Study questions:
a: According to the VitalRecorder configuration text, what baud rate is listed for a Hamilton ventilator?
b: Rewrite everything from "--demoRun in console" down to "device communication issues." in the VitalRecorder configuration text, swapping "Raspberry Pi" for "Jetson Nano".

Reading passage: Begin

Configuration Examples

Single Patient Monitor

SAVEDIR=D:\VitalData

[BED/OR1]

[DEV/Solar8000]
type=Solar8000
port=COM1

Multiple Devices

SAVEDIR=D:\VitalData
VRCODE=OR1_PC

[BED/OR1]

[DEV/Intellivue]
type=Intellivue
port=192.168.1.100:4343

[DEV/BIS]
type=BIS
port=COM3

[DEV/Primus]
type=Primus
port=COM4

Multiple Beds

SAVEDIR=D:\VitalData

[BED/OR1]

[DEV/Solar8000]
type=Solar8000
port=COM1

[BED/OR2]

[DEV/Philips]
type=Intellivue
port=192.168.1.101:4343

Debug / Test

SAVEDIR=C:\Users\lucid\Desktop
DEBUG=1

[BED/test]

[DEV/NK EGA]
type=EGA
company=Nihon Kohden
port=9001

With Filter

[BED/OR1]

[DEV/Solar8000]
type=Solar8000
port=COM1

[FILT/pleth_spi]

Command Line Options

vital.exe [options] [filename]
OptionDescription
--version, -vShow version number
--devtypes, -dList all supported device types
--console, -cRun in console mode (no GUI)
--demoRun in console mode with a demo device
--upgrade, -uUpgrade to the latest version
-u1.18.0Upgrade to a specific version
--help, -hShow help
filename.vitalOpen a .vital file for playback

Console Mode

Console mode (--console or -c) runs VitalRecorder without the GUI. This is useful for headless deployments on Raspberry Pi or Ubuntu servers. Devices are loaded from the saved configuration.

Debug Mode

Enable the DEBUG setting to log raw protocol data to the .vital file. This is useful for troubleshooting device communication issues.


Supported Devices

For the complete list of supported devices with connection details and parameters, see Supported Devices.

Quick Reference: Common Devices

DeviceConnectionPort Setting
Philips IntellivueRS-232COM port, 115200 baud
GE Solar 8000RS-232COM port, 9600 baud
Nihon Kohden (Serial)RS-232COM port, 9600 baud
Nihon Kohden (HL7GW)TCP ServerPort 9001
Nihon Kohden (EGA)UDPPort number
Mindray (HL7)TCP ServerPort 10000
Draeger (Medibus)RS-232COM port, 9600 baud (8N2)
GE Datex-OhmedaRS-232COM port, 19200 baud (7E1)
Medtronic BISRS-232COM port, 57600 baud
BBraun SpaceComRS-232COM port, 9600 baud
BBraun HL7 (DoseLink)TCP ServerPort 2575
Masimo Radical-7RS-232COM port, 9600 baud
Edwards HemosphereRS-232COM port, 9600 baud
Hamilton ventilatorRS-232COM port, 38400 baud

Troubleshooting

Device Not Connecting

  1. RS-232: Verify the correct COM port is selected. Check Device Manager for the port number. Ensure the USB-to-Serial driver is installed.

Reading passage: End
Excerpted data: Begin

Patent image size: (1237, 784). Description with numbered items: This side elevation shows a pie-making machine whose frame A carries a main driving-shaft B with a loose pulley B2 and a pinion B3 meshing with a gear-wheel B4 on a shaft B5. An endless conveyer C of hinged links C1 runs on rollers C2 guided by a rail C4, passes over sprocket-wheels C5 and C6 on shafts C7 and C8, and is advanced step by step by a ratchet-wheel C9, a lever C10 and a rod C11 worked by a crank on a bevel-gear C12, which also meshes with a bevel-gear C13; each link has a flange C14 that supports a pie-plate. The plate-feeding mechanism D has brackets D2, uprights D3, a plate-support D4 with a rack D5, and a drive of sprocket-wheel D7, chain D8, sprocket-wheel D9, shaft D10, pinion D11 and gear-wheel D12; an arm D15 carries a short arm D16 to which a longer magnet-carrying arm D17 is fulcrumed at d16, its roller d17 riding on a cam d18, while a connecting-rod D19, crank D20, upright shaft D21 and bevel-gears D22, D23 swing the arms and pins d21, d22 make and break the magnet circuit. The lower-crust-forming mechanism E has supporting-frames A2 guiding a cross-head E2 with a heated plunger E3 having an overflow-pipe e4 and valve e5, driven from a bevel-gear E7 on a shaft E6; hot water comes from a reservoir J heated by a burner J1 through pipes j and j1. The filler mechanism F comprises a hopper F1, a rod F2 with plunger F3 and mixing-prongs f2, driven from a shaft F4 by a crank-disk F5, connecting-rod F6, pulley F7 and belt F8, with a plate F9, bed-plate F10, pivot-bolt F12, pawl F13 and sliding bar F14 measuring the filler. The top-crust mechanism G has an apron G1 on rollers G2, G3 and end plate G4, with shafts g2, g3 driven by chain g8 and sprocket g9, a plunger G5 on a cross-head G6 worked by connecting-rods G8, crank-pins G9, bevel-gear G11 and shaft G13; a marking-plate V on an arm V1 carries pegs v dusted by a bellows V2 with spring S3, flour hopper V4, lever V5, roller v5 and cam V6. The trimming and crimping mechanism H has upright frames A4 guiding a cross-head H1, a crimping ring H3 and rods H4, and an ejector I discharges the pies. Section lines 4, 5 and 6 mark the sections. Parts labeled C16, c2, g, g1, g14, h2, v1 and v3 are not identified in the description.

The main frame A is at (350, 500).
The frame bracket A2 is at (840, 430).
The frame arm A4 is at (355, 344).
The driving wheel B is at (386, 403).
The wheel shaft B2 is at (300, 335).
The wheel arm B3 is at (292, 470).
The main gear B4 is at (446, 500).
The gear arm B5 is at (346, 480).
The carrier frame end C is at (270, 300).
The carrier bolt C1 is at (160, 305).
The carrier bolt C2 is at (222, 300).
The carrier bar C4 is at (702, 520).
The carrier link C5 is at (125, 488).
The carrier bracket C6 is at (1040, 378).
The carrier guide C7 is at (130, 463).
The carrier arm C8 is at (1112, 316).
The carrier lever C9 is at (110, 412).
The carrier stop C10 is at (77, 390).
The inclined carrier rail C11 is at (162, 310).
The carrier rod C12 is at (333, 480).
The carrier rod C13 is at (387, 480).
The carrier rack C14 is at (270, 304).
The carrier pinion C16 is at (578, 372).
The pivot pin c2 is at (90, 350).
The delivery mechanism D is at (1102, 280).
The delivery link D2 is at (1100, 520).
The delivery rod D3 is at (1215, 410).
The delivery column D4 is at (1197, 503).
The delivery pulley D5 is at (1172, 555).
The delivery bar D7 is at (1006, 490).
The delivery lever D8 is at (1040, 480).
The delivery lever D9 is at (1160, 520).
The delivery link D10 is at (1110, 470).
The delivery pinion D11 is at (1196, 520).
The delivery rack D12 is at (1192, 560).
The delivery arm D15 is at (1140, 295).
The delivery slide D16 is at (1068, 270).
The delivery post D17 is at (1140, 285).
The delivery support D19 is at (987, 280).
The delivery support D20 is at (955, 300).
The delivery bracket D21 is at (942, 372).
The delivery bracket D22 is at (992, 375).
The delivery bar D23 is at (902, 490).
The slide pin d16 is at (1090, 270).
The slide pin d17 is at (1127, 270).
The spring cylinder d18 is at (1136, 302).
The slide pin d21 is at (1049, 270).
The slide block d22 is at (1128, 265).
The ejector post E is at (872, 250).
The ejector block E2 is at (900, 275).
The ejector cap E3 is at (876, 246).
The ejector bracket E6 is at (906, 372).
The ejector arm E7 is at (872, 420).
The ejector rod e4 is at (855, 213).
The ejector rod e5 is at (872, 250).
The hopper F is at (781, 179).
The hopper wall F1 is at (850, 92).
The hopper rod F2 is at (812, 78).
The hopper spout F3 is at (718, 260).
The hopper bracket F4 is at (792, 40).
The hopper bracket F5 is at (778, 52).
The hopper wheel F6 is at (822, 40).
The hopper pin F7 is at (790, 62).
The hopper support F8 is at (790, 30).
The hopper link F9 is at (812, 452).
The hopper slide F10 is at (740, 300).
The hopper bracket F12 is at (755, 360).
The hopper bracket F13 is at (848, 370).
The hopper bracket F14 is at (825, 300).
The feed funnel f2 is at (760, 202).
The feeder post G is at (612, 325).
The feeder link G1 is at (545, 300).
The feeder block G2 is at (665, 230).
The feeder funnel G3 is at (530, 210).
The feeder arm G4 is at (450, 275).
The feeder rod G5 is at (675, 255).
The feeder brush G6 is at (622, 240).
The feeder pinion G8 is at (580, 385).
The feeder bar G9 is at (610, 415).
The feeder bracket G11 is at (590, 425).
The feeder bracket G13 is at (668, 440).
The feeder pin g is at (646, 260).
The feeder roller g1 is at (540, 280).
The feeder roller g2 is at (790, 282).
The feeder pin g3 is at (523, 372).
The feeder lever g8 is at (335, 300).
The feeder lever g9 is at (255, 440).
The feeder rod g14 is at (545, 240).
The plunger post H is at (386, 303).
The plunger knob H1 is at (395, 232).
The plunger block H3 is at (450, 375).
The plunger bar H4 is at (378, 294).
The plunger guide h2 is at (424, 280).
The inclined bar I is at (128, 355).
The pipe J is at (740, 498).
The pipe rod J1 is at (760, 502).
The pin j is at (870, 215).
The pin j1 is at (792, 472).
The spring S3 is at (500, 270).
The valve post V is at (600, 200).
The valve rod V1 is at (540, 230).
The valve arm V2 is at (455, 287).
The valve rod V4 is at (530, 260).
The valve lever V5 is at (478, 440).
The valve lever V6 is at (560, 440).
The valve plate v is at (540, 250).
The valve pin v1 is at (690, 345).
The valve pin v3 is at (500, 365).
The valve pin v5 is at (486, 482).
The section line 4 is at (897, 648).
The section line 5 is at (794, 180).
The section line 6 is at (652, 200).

Excerpted data: End

Per-task outputs:
a: 38400 baud.

b:
--demoRun in console mode with a demo device
--upgrade, -uUpgrade to the latest version
-u1.18.0Upgrade to a specific version
--help, -hShow help
filename.vitalOpen a .vital file for playback

Console Mode

Console mode (--console or -c) runs VitalRecorder without the GUI. This is useful for headless deployments on Jetson Nano or Ubuntu servers. Devices are loaded from the saved configuration.

Debug Mode

Enable the DEBUG setting to log raw protocol data to the .vital file. This is useful for troubleshooting device communication issues.